▸ **WRITTEN PROBLEM**: Transcribe all the entries word for word, omitting any pictures they contain.

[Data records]
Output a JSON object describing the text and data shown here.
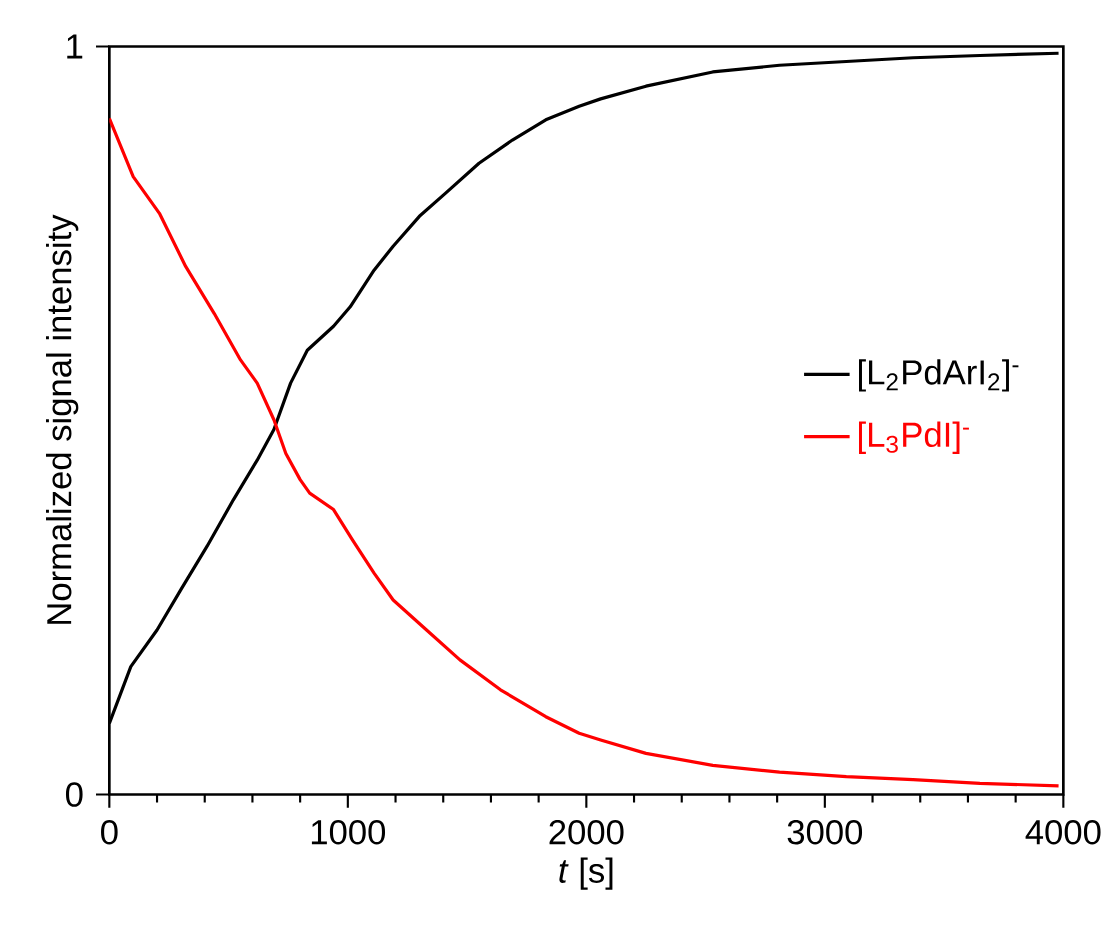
{
  "chart_data": {
    "type": "line",
    "xlabel": "*t* [s]",
    "ylabel": "Normalized signal intensity",
    "xlim": [
      0,
      4000
    ],
    "ylim": [
      0,
      1
    ],
    "xticks": [
      0,
      1000,
      2000,
      3000,
      4000
    ],
    "yticks": [
      0,
      1
    ],
    "legend": "right",
    "line_style": "solid",
    "series": [
      {
        "name": "[L$_{2}$PdArI$_{2}$]$^{-}$",
        "color": "#000000",
        "x": [
          0,
          90,
          200,
          300,
          410,
          520,
          620,
          690,
          760,
          830,
          940,
          1010,
          1110,
          1190,
          1300,
          1410,
          1550,
          1690,
          1830,
          1970,
          2060,
          2250,
          2530,
          2810,
          3090,
          3370,
          3650,
          3980
        ],
        "values": [
          0.095,
          0.171,
          0.22,
          0.274,
          0.332,
          0.394,
          0.447,
          0.488,
          0.55,
          0.594,
          0.626,
          0.652,
          0.701,
          0.733,
          0.773,
          0.804,
          0.844,
          0.875,
          0.902,
          0.92,
          0.93,
          0.947,
          0.966,
          0.975,
          0.98,
          0.985,
          0.988,
          0.991
        ]
      },
      {
        "name": "[L$_{3}$PdI]$^{-}$",
        "color": "#ff0000",
        "x": [
          0,
          100,
          210,
          320,
          440,
          550,
          620,
          690,
          740,
          800,
          840,
          940,
          1020,
          1110,
          1190,
          1330,
          1470,
          1640,
          1830,
          1970,
          2060,
          2250,
          2530,
          2810,
          3090,
          3370,
          3650,
          3980
        ],
        "values": [
          0.904,
          0.826,
          0.777,
          0.706,
          0.643,
          0.581,
          0.55,
          0.501,
          0.456,
          0.421,
          0.403,
          0.381,
          0.34,
          0.296,
          0.26,
          0.22,
          0.18,
          0.14,
          0.104,
          0.082,
          0.073,
          0.055,
          0.039,
          0.03,
          0.024,
          0.02,
          0.015,
          0.0115
        ]
      }
    ]
  }
}
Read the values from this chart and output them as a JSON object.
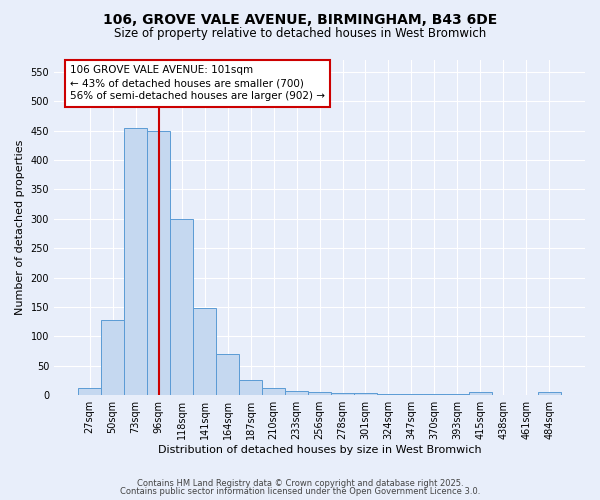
{
  "title_line1": "106, GROVE VALE AVENUE, BIRMINGHAM, B43 6DE",
  "title_line2": "Size of property relative to detached houses in West Bromwich",
  "xlabel": "Distribution of detached houses by size in West Bromwich",
  "ylabel": "Number of detached properties",
  "categories": [
    "27sqm",
    "50sqm",
    "73sqm",
    "96sqm",
    "118sqm",
    "141sqm",
    "164sqm",
    "187sqm",
    "210sqm",
    "233sqm",
    "256sqm",
    "278sqm",
    "301sqm",
    "324sqm",
    "347sqm",
    "370sqm",
    "393sqm",
    "415sqm",
    "438sqm",
    "461sqm",
    "484sqm"
  ],
  "values": [
    13,
    128,
    455,
    450,
    300,
    148,
    70,
    26,
    13,
    7,
    6,
    3,
    4,
    2,
    2,
    2,
    2,
    5,
    1,
    1,
    5
  ],
  "bar_color": "#c5d8f0",
  "bar_edge_color": "#5b9bd5",
  "vline_color": "#cc0000",
  "vline_pos": 3.5,
  "annotation_text": "106 GROVE VALE AVENUE: 101sqm\n← 43% of detached houses are smaller (700)\n56% of semi-detached houses are larger (902) →",
  "annotation_box_color": "#ffffff",
  "annotation_box_edge_color": "#cc0000",
  "ylim": [
    0,
    570
  ],
  "yticks": [
    0,
    50,
    100,
    150,
    200,
    250,
    300,
    350,
    400,
    450,
    500,
    550
  ],
  "bg_color": "#e8eefa",
  "grid_color": "#ffffff",
  "footer_line1": "Contains HM Land Registry data © Crown copyright and database right 2025.",
  "footer_line2": "Contains public sector information licensed under the Open Government Licence 3.0."
}
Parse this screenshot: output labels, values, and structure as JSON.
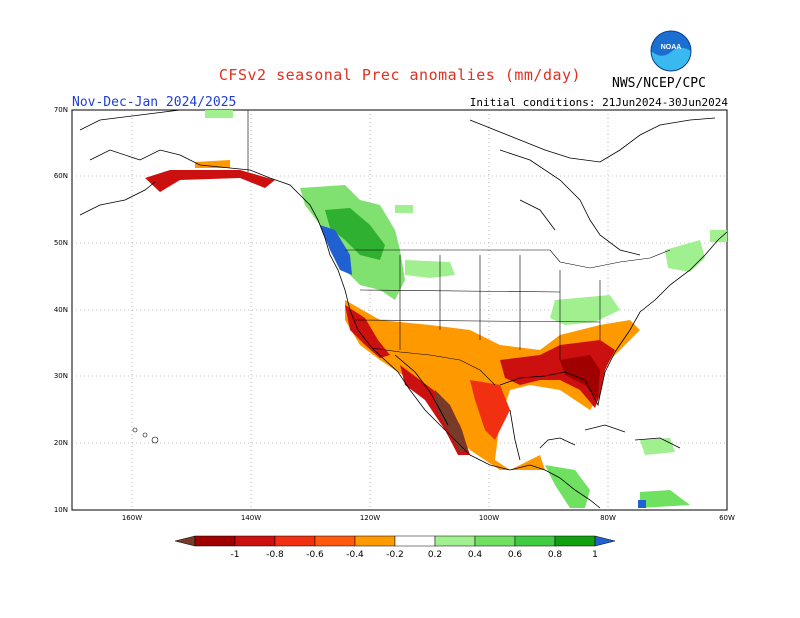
{
  "header": {
    "title": "CFSv2 seasonal Prec anomalies (mm/day)",
    "season": "Nov-Dec-Jan 2024/2025",
    "initial_conditions": "Initial conditions: 21Jun2024-30Jun2024",
    "agency": "NWS/NCEP/CPC",
    "logo_text": "NOAA"
  },
  "map": {
    "lat_ticks": [
      "70N",
      "60N",
      "50N",
      "40N",
      "30N",
      "20N",
      "10N"
    ],
    "lon_ticks": [
      "160W",
      "140W",
      "120W",
      "100W",
      "80W",
      "60W"
    ],
    "colors": {
      "land_outline": "#000000",
      "grid": "#888888"
    }
  },
  "colorbar": {
    "labels": [
      "-1",
      "-0.8",
      "-0.6",
      "-0.4",
      "-0.2",
      "0.2",
      "0.4",
      "0.6",
      "0.8",
      "1"
    ],
    "colors": [
      "#7a3a2a",
      "#a00000",
      "#cc1010",
      "#f03010",
      "#ff5a10",
      "#ff9900",
      "#ffffff",
      "#a0f090",
      "#70e060",
      "#40cc40",
      "#10a010",
      "#2060d0"
    ]
  }
}
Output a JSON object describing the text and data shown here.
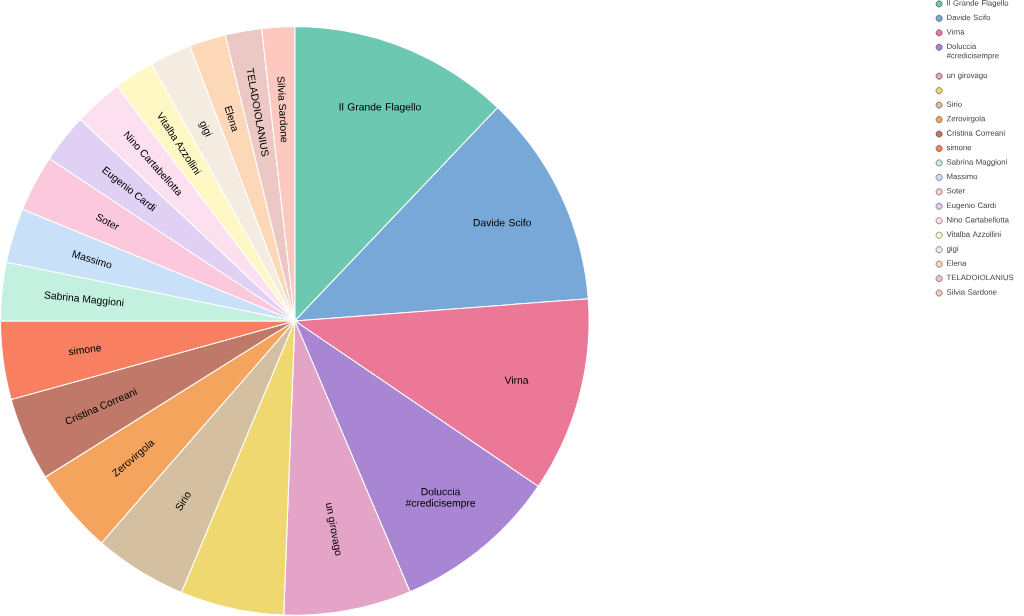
{
  "chart_data": {
    "type": "pie",
    "categories": [
      "Il Grande Flagello",
      "Davide Scifo",
      "Virna",
      "Doluccia #credicisempre",
      "un girovago",
      null,
      "Sirio",
      "Zerovirgola",
      "Cristina Correani",
      "simone",
      "Sabrina Maggioni",
      "Massimo",
      "Soter",
      "Eugenio Cardi",
      "Nino Cartabellotta",
      "Vitalba Azzollini",
      "gigi",
      "Elena",
      "TELADOIOLANIUS",
      "Silvia Sardone"
    ],
    "values": [
      12.1,
      11.7,
      10.7,
      9.1,
      7.0,
      5.7,
      5.1,
      4.7,
      4.6,
      4.3,
      3.2,
      3.0,
      3.1,
      2.7,
      2.7,
      2.2,
      2.3,
      2.0,
      2.0,
      1.8
    ],
    "colors": [
      "#6cc8b0",
      "#78a8d8",
      "#ec7898",
      "#a886d4",
      "#e4a4c8",
      "#f0d870",
      "#d4c0a0",
      "#f4a45c",
      "#c07868",
      "#f88060",
      "#c4f0e0",
      "#c8e0f8",
      "#fcc8dc",
      "#e0d0f4",
      "#fce0f0",
      "#fff8c4",
      "#f4ece0",
      "#fcd8b8",
      "#ecc8c4",
      "#fcc8c0"
    ],
    "legend": "top right"
  }
}
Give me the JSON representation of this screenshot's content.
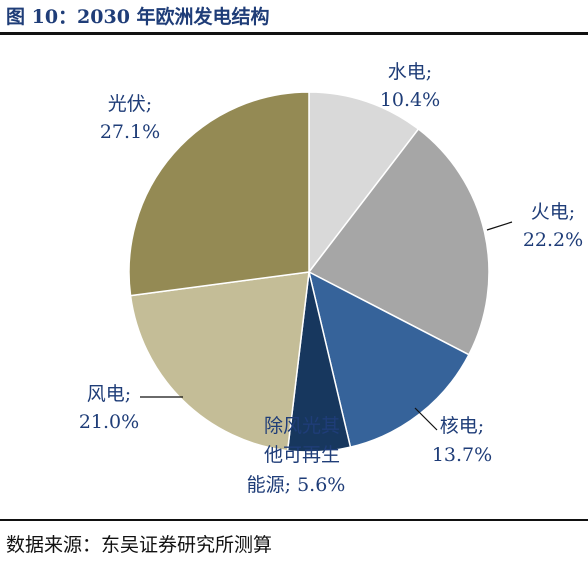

▸ **OUTPUT BELOW**:
Output a JSON object describing the text and data shown here.
{
  "chart_data": {
    "type": "line",
    "xlabel": "*t* [s]",
    "ylabel": "Normalized signal intensity",
    "xlim": [
      0,
      4000
    ],
    "ylim": [
      0,
      1
    ],
    "xticks": [
      0,
      1000,
      2000,
      3000,
      4000
    ],
    "yticks": [
      0,
      1
    ],
    "legend": "right",
    "line_style": "solid",
    "series": [
      {
        "name": "[L$_{2}$PdArI$_{2}$]$^{-}$",
        "color": "#000000",
        "x": [
          0,
          90,
          200,
          300,
          410,
          520,
          620,
          690,
          760,
          830,
          940,
          1010,
          1110,
          1190,
          1300,
          1410,
          1550,
          1690,
          1830,
          1970,
          2060,
          2250,
          2530,
          2810,
          3090,
          3370,
          3650,
          3980
        ],
        "values": [
          0.095,
          0.171,
          0.22,
          0.274,
          0.332,
          0.394,
          0.447,
          0.488,
          0.55,
          0.594,
          0.626,
          0.652,
          0.701,
          0.733,
          0.773,
          0.804,
          0.844,
          0.875,
          0.902,
          0.92,
          0.93,
          0.947,
          0.966,
          0.975,
          0.98,
          0.985,
          0.988,
          0.991
        ]
      },
      {
        "name": "[L$_{3}$PdI]$^{-}$",
        "color": "#ff0000",
        "x": [
          0,
          100,
          210,
          320,
          440,
          550,
          620,
          690,
          740,
          800,
          840,
          940,
          1020,
          1110,
          1190,
          1330,
          1470,
          1640,
          1830,
          1970,
          2060,
          2250,
          2530,
          2810,
          3090,
          3370,
          3650,
          3980
        ],
        "values": [
          0.904,
          0.826,
          0.777,
          0.706,
          0.643,
          0.581,
          0.55,
          0.501,
          0.456,
          0.421,
          0.403,
          0.381,
          0.34,
          0.296,
          0.26,
          0.22,
          0.18,
          0.14,
          0.104,
          0.082,
          0.073,
          0.055,
          0.039,
          0.03,
          0.024,
          0.02,
          0.015,
          0.0115
        ]
      }
    ]
  }
}
Read the values from this chart and output them as a JSON object.
{
  "title_line1": "106, GROVE VALE AVENUE, BIRMINGHAM, B43 6DE",
  "title_line2": "Size of property relative to detached houses in West Bromwich",
  "xlabel": "Distribution of detached houses by size in West Bromwich",
  "ylabel": "Number of detached properties",
  "categories": [
    "27sqm",
    "50sqm",
    "73sqm",
    "96sqm",
    "118sqm",
    "141sqm",
    "164sqm",
    "187sqm",
    "210sqm",
    "233sqm",
    "256sqm",
    "278sqm",
    "301sqm",
    "324sqm",
    "347sqm",
    "370sqm",
    "393sqm",
    "415sqm",
    "438sqm",
    "461sqm",
    "484sqm"
  ],
  "values": [
    13,
    128,
    455,
    450,
    300,
    148,
    70,
    26,
    13,
    7,
    6,
    3,
    4,
    2,
    2,
    2,
    2,
    5,
    1,
    1,
    5
  ],
  "bar_color": "#c5d8f0",
  "bar_edge_color": "#5b9bd5",
  "vline_color": "#cc0000",
  "vline_pos": 3.5,
  "annotation_text": "106 GROVE VALE AVENUE: 101sqm\n← 43% of detached houses are smaller (700)\n56% of semi-detached houses are larger (902) →",
  "annotation_box_color": "#ffffff",
  "annotation_box_edge_color": "#cc0000",
  "ylim": [
    0,
    570
  ],
  "yticks": [
    0,
    50,
    100,
    150,
    200,
    250,
    300,
    350,
    400,
    450,
    500,
    550
  ],
  "bg_color": "#e8eefa",
  "grid_color": "#ffffff",
  "footer_line1": "Contains HM Land Registry data © Crown copyright and database right 2025.",
  "footer_line2": "Contains public sector information licensed under the Open Government Licence 3.0."
}
Parse this screenshot: output labels, values, and structure as JSON.
{
  "header": {
    "title": "CFSv2 seasonal Prec anomalies (mm/day)",
    "season": "Nov-Dec-Jan 2024/2025",
    "initial_conditions": "Initial conditions: 21Jun2024-30Jun2024",
    "agency": "NWS/NCEP/CPC",
    "logo_text": "NOAA"
  },
  "map": {
    "lat_ticks": [
      "70N",
      "60N",
      "50N",
      "40N",
      "30N",
      "20N",
      "10N"
    ],
    "lon_ticks": [
      "160W",
      "140W",
      "120W",
      "100W",
      "80W",
      "60W"
    ],
    "colors": {
      "land_outline": "#000000",
      "grid": "#888888"
    }
  },
  "colorbar": {
    "labels": [
      "-1",
      "-0.8",
      "-0.6",
      "-0.4",
      "-0.2",
      "0.2",
      "0.4",
      "0.6",
      "0.8",
      "1"
    ],
    "colors": [
      "#7a3a2a",
      "#a00000",
      "#cc1010",
      "#f03010",
      "#ff5a10",
      "#ff9900",
      "#ffffff",
      "#a0f090",
      "#70e060",
      "#40cc40",
      "#10a010",
      "#2060d0"
    ]
  }
}
Output a JSON object describing the text and data shown here.
{
  "chart_data": {
    "type": "pie",
    "categories": [
      "Il Grande Flagello",
      "Davide Scifo",
      "Virna",
      "Doluccia #credicisempre",
      "un girovago",
      null,
      "Sirio",
      "Zerovirgola",
      "Cristina Correani",
      "simone",
      "Sabrina Maggioni",
      "Massimo",
      "Soter",
      "Eugenio Cardi",
      "Nino Cartabellotta",
      "Vitalba Azzollini",
      "gigi",
      "Elena",
      "TELADOIOLANIUS",
      "Silvia Sardone"
    ],
    "values": [
      12.1,
      11.7,
      10.7,
      9.1,
      7.0,
      5.7,
      5.1,
      4.7,
      4.6,
      4.3,
      3.2,
      3.0,
      3.1,
      2.7,
      2.7,
      2.2,
      2.3,
      2.0,
      2.0,
      1.8
    ],
    "colors": [
      "#6cc8b0",
      "#78a8d8",
      "#ec7898",
      "#a886d4",
      "#e4a4c8",
      "#f0d870",
      "#d4c0a0",
      "#f4a45c",
      "#c07868",
      "#f88060",
      "#c4f0e0",
      "#c8e0f8",
      "#fcc8dc",
      "#e0d0f4",
      "#fce0f0",
      "#fff8c4",
      "#f4ece0",
      "#fcd8b8",
      "#ecc8c4",
      "#fcc8c0"
    ],
    "legend": "top right"
  }
}
Give me the JSON representation of this screenshot's content.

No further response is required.